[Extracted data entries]
╔══

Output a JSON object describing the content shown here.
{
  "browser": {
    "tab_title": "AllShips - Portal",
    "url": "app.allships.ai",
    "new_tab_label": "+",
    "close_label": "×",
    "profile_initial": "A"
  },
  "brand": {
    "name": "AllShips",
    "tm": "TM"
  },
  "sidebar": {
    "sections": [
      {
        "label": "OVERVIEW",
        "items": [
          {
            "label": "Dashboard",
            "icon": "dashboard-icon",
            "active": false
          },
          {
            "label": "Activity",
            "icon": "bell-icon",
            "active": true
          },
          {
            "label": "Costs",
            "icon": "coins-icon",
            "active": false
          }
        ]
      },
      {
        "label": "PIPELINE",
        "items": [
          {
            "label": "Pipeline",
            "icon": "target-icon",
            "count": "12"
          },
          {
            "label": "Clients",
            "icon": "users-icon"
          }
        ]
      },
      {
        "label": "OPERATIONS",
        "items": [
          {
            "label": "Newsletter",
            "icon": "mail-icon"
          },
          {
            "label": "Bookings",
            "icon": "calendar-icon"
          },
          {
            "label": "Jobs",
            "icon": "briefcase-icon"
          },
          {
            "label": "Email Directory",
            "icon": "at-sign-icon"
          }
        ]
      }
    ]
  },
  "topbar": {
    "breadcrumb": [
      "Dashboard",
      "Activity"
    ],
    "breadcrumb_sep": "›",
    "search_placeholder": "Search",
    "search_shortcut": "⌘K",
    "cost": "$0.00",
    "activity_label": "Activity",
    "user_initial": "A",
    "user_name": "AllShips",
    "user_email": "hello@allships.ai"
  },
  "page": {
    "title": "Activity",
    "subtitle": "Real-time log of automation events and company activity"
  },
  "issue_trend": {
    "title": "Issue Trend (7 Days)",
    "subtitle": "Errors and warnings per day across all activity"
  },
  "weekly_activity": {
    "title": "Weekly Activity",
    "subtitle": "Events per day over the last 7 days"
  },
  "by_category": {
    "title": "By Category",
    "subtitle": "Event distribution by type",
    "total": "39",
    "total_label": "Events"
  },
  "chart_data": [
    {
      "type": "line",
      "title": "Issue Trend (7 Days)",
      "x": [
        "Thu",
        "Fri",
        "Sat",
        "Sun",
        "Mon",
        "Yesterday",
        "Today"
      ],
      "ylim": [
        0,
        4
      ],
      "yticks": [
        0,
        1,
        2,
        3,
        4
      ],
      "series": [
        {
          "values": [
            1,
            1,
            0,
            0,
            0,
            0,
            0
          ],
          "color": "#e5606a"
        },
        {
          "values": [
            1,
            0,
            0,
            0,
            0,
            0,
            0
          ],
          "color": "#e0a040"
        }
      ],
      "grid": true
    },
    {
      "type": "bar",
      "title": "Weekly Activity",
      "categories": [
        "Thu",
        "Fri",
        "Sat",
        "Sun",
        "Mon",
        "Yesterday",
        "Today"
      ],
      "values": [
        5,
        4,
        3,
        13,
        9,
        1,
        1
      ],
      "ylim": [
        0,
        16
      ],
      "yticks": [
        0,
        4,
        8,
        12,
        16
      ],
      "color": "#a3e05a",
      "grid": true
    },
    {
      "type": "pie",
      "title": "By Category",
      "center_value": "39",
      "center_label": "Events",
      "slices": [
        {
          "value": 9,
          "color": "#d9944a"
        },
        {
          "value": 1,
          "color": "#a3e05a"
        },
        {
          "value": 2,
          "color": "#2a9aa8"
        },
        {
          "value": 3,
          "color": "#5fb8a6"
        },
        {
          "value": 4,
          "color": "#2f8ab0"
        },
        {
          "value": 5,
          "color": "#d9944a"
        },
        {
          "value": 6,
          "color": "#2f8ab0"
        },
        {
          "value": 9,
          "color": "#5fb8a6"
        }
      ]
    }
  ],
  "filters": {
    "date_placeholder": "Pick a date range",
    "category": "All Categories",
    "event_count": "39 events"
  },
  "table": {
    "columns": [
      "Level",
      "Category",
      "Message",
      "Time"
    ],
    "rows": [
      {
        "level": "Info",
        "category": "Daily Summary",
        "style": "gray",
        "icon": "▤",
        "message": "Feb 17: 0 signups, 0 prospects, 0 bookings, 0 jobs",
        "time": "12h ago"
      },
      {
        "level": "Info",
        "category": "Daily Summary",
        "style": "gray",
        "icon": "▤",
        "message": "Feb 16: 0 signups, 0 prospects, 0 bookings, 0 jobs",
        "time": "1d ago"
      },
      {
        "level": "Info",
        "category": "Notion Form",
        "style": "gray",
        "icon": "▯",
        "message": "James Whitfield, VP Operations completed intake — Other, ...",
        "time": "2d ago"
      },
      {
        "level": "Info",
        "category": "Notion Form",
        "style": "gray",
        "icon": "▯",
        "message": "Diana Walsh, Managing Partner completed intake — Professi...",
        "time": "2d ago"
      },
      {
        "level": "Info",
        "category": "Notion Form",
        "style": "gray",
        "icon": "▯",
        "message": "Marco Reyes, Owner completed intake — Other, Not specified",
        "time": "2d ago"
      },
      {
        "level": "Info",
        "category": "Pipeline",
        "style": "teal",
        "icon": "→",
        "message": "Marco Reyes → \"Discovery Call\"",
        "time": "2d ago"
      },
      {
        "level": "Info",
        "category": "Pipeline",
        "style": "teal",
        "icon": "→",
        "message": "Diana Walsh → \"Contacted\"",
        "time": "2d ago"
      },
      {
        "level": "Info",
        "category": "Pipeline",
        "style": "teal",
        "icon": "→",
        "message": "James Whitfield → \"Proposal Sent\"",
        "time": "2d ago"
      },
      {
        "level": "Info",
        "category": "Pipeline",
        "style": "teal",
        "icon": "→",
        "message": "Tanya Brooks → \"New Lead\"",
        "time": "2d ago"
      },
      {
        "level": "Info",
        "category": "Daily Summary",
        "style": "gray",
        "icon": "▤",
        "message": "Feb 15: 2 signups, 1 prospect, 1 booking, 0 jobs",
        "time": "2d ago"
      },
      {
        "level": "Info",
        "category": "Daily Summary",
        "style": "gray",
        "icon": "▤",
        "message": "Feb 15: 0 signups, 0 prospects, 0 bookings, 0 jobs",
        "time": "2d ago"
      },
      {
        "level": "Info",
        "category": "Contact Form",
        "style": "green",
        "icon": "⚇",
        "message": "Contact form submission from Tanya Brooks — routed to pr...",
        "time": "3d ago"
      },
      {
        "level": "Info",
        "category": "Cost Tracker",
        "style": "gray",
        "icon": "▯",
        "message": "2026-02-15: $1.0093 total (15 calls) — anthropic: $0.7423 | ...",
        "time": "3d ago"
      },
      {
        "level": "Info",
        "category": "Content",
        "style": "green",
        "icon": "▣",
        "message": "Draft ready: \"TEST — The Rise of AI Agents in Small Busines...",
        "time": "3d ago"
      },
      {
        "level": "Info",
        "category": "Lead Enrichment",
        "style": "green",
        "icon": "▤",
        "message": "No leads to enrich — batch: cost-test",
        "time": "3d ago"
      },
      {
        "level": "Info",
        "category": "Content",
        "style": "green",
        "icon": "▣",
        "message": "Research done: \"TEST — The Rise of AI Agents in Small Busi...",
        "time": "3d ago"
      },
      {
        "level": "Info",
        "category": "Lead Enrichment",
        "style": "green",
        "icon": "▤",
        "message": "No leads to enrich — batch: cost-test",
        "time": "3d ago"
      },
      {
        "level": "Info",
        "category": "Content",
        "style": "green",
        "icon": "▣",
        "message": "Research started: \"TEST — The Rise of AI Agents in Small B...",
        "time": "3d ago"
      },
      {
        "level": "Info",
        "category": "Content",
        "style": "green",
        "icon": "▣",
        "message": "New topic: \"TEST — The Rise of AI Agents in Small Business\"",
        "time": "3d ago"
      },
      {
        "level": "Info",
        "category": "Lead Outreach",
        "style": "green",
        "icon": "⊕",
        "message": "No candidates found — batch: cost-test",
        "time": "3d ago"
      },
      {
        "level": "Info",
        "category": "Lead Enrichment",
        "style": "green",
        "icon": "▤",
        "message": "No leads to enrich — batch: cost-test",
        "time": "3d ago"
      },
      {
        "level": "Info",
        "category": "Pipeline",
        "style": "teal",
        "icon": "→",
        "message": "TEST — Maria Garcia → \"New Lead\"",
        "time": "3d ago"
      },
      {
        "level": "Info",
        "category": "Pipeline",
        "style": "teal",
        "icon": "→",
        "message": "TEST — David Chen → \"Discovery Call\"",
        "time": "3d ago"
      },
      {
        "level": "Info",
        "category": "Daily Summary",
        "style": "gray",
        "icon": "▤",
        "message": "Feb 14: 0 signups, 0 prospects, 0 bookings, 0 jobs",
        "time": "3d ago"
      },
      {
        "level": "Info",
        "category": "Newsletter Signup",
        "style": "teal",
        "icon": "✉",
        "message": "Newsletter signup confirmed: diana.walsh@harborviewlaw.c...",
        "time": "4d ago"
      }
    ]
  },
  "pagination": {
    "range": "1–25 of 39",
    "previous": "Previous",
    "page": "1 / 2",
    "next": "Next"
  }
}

╚══

Pick out all lines containing the string "prospects".

        "message": "Feb 17: 0 signups, 0 prospects, 0 bookings, 0 jobs",
        "message": "Feb 16: 0 signups, 0 prospects, 0 bookings, 0 jobs",
        "message": "Feb 15: 0 signups, 0 prospects, 0 bookings, 0 jobs",
        "message": "Feb 14: 0 signups, 0 prospects, 0 bookings, 0 jobs",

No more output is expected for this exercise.